───── Raw data
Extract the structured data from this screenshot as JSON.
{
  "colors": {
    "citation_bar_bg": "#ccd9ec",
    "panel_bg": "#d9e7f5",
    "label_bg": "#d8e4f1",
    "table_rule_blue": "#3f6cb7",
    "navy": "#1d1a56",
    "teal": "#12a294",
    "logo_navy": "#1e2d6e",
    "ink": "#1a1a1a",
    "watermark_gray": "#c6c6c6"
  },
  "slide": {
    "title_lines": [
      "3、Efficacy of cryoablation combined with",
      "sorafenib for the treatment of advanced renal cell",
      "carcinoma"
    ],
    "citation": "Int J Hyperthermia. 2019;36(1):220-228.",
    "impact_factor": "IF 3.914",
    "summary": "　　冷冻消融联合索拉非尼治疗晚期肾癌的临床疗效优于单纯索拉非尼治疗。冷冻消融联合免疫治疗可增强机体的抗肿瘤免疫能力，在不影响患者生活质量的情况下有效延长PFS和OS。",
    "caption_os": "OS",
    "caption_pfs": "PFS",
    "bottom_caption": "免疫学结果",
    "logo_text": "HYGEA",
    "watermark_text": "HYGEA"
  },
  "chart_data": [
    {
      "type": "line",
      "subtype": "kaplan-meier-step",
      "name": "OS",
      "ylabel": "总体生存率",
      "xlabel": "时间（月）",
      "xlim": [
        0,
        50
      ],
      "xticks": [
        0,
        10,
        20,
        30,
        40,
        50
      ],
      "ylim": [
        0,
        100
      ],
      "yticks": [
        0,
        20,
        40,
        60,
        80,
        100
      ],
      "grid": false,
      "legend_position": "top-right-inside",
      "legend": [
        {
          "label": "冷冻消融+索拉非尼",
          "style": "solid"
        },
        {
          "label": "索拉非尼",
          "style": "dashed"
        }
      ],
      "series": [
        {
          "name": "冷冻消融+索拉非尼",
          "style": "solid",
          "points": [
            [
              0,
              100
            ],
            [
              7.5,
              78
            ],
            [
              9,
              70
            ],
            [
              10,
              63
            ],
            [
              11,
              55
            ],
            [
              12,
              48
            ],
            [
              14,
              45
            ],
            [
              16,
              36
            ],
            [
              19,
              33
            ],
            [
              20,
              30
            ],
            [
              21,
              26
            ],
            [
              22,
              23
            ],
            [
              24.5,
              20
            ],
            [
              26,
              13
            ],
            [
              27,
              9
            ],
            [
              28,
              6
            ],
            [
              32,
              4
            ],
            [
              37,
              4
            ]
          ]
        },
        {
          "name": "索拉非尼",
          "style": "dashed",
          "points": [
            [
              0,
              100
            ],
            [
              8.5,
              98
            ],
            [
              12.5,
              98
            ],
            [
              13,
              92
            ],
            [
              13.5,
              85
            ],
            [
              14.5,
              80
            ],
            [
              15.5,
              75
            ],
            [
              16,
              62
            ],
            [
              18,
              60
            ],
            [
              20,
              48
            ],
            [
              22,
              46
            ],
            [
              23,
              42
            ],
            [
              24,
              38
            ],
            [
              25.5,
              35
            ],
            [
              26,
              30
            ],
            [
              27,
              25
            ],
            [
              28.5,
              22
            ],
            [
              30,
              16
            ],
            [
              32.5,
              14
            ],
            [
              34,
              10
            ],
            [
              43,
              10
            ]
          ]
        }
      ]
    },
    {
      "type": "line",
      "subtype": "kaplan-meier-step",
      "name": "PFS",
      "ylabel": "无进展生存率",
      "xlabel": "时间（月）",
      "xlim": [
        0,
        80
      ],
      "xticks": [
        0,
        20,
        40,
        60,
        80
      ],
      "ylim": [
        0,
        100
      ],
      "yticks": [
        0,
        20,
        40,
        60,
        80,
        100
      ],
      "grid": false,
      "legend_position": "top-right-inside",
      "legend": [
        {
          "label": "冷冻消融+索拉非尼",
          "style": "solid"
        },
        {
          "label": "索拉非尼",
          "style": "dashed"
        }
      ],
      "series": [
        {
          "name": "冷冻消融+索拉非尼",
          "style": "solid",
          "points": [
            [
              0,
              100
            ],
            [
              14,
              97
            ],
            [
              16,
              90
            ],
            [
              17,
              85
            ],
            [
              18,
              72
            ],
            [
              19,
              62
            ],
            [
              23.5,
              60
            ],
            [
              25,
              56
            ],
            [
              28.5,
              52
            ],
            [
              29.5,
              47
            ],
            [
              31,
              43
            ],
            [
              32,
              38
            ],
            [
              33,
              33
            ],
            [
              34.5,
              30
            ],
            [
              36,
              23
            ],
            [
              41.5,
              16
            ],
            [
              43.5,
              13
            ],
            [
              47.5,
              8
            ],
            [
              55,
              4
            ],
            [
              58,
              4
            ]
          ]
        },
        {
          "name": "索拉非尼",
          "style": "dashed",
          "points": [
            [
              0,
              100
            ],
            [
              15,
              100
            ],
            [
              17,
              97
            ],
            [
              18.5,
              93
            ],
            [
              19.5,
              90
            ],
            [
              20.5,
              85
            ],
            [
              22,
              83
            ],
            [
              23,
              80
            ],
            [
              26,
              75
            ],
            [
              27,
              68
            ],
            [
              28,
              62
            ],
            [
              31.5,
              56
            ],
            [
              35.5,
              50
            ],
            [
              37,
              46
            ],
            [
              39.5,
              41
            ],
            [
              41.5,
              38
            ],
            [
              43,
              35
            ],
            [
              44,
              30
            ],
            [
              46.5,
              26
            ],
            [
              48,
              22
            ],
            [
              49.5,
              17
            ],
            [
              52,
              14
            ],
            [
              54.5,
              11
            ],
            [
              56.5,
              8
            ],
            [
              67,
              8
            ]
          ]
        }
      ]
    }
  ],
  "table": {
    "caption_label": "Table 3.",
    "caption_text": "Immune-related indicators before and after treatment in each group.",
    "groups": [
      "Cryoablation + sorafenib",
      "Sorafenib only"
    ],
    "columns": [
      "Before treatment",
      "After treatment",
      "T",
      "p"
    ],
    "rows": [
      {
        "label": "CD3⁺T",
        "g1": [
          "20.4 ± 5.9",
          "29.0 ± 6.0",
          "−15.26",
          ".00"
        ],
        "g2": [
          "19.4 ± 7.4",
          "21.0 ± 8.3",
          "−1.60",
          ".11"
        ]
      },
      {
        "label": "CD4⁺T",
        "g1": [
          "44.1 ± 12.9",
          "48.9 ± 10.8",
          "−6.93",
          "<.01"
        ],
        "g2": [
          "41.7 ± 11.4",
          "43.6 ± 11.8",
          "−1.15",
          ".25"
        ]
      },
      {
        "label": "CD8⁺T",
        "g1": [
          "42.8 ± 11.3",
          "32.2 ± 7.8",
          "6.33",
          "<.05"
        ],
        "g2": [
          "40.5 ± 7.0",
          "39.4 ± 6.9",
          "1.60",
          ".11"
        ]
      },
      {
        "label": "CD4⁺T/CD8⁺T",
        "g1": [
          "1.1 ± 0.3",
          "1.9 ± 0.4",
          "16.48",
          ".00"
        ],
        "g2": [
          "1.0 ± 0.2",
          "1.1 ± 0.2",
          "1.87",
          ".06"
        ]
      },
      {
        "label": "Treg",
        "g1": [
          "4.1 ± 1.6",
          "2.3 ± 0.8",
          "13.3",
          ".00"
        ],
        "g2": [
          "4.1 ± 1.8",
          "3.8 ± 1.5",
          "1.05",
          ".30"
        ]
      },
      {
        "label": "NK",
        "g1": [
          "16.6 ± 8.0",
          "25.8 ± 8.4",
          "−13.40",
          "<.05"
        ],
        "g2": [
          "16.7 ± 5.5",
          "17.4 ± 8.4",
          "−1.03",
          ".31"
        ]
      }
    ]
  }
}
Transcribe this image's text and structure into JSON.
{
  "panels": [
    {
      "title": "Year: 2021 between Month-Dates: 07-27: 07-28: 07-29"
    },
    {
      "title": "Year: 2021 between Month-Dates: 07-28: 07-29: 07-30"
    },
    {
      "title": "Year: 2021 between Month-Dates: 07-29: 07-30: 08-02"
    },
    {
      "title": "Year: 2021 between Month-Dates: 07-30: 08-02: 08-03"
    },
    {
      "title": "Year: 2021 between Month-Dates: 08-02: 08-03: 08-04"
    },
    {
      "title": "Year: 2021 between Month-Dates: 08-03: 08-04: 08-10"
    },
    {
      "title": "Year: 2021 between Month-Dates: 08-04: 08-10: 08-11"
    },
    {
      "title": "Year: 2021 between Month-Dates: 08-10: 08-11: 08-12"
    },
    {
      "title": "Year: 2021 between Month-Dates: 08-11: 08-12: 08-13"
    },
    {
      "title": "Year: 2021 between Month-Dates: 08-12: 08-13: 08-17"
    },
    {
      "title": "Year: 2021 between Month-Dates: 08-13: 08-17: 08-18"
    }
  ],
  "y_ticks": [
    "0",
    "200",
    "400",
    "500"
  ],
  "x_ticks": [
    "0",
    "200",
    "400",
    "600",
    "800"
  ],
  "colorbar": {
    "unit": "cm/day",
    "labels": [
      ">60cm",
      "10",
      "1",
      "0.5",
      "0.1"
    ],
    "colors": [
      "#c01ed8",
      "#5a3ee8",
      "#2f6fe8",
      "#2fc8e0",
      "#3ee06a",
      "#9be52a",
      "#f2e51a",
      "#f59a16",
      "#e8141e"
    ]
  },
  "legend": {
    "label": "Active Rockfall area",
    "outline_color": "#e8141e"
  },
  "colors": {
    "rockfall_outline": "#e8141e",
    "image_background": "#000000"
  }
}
──────────
- Goal -
Write out again, exactly, the lines from the one holding "Transcribe this image's" through the end of the listing, with both ends included.

- The reply -
Transcribe this image's text and structure into JSON.
{
  "panels": [
    {
      "title": "Year: 2021 between Month-Dates: 07-27: 07-28: 07-29"
    },
    {
      "title": "Year: 2021 between Month-Dates: 07-28: 07-29: 07-30"
    },
    {
      "title": "Year: 2021 between Month-Dates: 07-29: 07-30: 08-02"
    },
    {
      "title": "Year: 2021 between Month-Dates: 07-30: 08-02: 08-03"
    },
    {
      "title": "Year: 2021 between Month-Dates: 08-02: 08-03: 08-04"
    },
    {
      "title": "Year: 2021 between Month-Dates: 08-03: 08-04: 08-10"
    },
    {
      "title": "Year: 2021 between Month-Dates: 08-04: 08-10: 08-11"
    },
    {
      "title": "Year: 2021 between Month-Dates: 08-10: 08-11: 08-12"
    },
    {
      "title": "Year: 2021 between Month-Dates: 08-11: 08-12: 08-13"
    },
    {
      "title": "Year: 2021 between Month-Dates: 08-12: 08-13: 08-17"
    },
    {
      "title": "Year: 2021 between Month-Dates: 08-13: 08-17: 08-18"
    }
  ],
  "y_ticks": [
    "0",
    "200",
    "400",
    "500"
  ],
  "x_ticks": [
    "0",
    "200",
    "400",
    "600",
    "800"
  ],
  "colorbar": {
    "unit": "cm/day",
    "labels": [
      ">60cm",
      "10",
      "1",
      "0.5",
      "0.1"
    ],
    "colors": [
      "#c01ed8",
      "#5a3ee8",
      "#2f6fe8",
      "#2fc8e0",
      "#3ee06a",
      "#9be52a",
      "#f2e51a",
      "#f59a16",
      "#e8141e"
    ]
  },
  "legend": {
    "label": "Active Rockfall area",
    "outline_color": "#e8141e"
  },
  "colors": {
    "rockfall_outline": "#e8141e",
    "image_background": "#000000"
  }
}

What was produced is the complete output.